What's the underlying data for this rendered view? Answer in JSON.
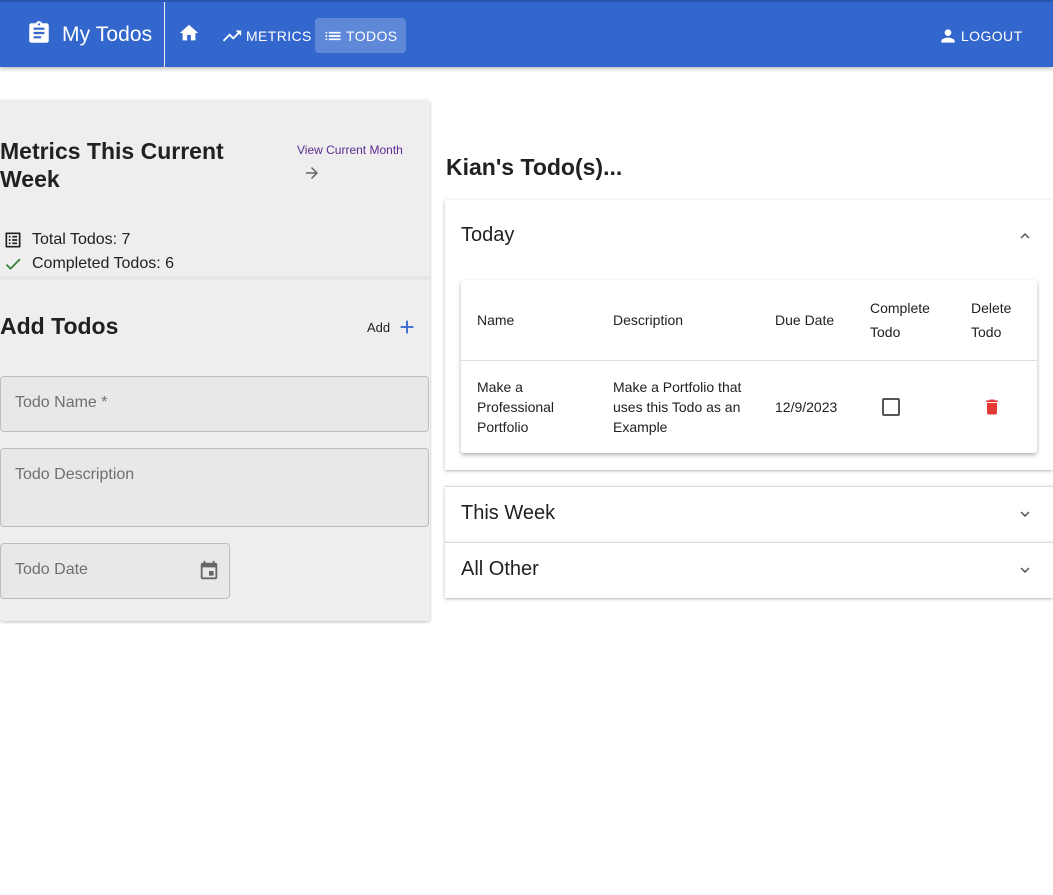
{
  "appbar": {
    "title": "My Todos",
    "nav": {
      "home_icon": "home-icon",
      "metrics_label": "METRICS",
      "todos_label": "TODOS"
    },
    "logout_label": "LOGOUT",
    "colors": {
      "bar": "#3367cd",
      "active_tab": "#5c86da"
    }
  },
  "metrics": {
    "title": "Metrics This Current Week",
    "view_link": "View Current Month",
    "total_label": "Total Todos: 7",
    "completed_label": "Completed Todos: 6"
  },
  "add_todos": {
    "title": "Add Todos",
    "add_label": "Add",
    "fields": {
      "name_label": "Todo Name *",
      "description_label": "Todo Description",
      "date_label": "Todo Date"
    }
  },
  "todos": {
    "heading": "Kian's Todo(s)...",
    "sections": {
      "today": "Today",
      "this_week": "This Week",
      "all_other": "All Other"
    },
    "table": {
      "headers": {
        "name": "Name",
        "description": "Description",
        "due_date": "Due Date",
        "complete": "Complete Todo",
        "delete": "Delete Todo"
      },
      "rows": [
        {
          "name": "Make a Professional Portfolio",
          "description": "Make a Portfolio that uses this Todo as an Example",
          "due_date": "12/9/2023",
          "complete": false
        }
      ]
    }
  },
  "colors": {
    "delete_icon": "#e53935",
    "check_icon": "#2e7d32",
    "link": "#5c2d91"
  }
}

- The request -
Check each line of the data above for the word "title", then state how many lines have it. Give the number alone.

- Correct output -
3